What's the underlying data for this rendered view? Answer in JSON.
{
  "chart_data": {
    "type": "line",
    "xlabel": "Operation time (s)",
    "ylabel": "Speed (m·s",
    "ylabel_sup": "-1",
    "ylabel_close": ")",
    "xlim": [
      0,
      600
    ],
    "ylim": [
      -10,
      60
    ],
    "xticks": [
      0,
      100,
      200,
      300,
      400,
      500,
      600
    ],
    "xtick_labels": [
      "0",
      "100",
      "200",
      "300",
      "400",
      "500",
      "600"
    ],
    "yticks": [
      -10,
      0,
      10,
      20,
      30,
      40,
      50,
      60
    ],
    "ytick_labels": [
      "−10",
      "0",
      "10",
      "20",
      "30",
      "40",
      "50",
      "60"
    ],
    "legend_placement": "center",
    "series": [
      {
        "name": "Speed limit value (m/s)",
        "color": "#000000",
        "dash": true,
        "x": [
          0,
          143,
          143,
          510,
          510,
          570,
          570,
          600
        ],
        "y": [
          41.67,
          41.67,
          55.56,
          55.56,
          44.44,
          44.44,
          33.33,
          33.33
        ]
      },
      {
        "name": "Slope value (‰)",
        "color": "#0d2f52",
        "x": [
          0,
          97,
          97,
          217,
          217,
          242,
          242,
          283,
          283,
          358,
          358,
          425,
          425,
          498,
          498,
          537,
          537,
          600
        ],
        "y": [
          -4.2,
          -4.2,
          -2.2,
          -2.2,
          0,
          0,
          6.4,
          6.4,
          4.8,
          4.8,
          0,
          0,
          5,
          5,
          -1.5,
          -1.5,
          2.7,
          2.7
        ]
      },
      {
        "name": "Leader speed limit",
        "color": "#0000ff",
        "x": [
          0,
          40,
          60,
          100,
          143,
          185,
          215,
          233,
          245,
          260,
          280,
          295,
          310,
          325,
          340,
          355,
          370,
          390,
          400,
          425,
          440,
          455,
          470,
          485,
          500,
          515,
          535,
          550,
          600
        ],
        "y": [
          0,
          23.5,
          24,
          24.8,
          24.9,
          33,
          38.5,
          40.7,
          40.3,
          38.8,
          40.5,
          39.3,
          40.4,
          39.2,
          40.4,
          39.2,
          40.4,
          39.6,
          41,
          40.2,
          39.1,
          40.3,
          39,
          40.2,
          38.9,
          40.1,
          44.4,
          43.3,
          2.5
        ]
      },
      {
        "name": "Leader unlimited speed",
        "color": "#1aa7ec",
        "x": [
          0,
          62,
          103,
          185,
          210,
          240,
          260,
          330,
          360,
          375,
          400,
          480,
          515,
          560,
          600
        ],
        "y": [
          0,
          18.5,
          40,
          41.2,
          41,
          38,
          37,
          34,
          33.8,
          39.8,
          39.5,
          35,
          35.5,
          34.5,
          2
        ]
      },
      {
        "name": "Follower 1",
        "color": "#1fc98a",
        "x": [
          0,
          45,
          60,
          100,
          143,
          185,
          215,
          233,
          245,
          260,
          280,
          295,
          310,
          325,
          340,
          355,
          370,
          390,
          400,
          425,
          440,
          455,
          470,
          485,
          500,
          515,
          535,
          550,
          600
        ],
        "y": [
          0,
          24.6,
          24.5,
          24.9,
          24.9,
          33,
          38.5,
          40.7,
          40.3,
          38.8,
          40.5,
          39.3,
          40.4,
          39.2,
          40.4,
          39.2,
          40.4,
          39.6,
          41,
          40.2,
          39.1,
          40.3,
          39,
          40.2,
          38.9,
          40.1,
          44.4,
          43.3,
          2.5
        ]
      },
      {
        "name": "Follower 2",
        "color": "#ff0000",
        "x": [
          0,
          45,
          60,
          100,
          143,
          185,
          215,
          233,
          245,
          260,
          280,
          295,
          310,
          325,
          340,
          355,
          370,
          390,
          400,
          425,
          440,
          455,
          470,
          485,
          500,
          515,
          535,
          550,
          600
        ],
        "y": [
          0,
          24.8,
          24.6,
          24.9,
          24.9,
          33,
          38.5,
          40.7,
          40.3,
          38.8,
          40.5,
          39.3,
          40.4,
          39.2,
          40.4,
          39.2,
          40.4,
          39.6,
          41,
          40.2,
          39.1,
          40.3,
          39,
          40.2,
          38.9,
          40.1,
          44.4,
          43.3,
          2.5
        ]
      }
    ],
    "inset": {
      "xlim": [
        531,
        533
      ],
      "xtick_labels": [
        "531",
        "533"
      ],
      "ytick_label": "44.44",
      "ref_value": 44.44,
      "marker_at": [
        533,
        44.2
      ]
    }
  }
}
+++
**Objective**
Scan the listing above. Gather each line that contains the word "name".

**Result of the task**
        "name": "Speed limit value (m/s)",
        "name": "Slope value (‰)",
        "name": "Leader speed limit",
        "name": "Leader unlimited speed",
        "name": "Follower 1",
        "name": "Follower 2",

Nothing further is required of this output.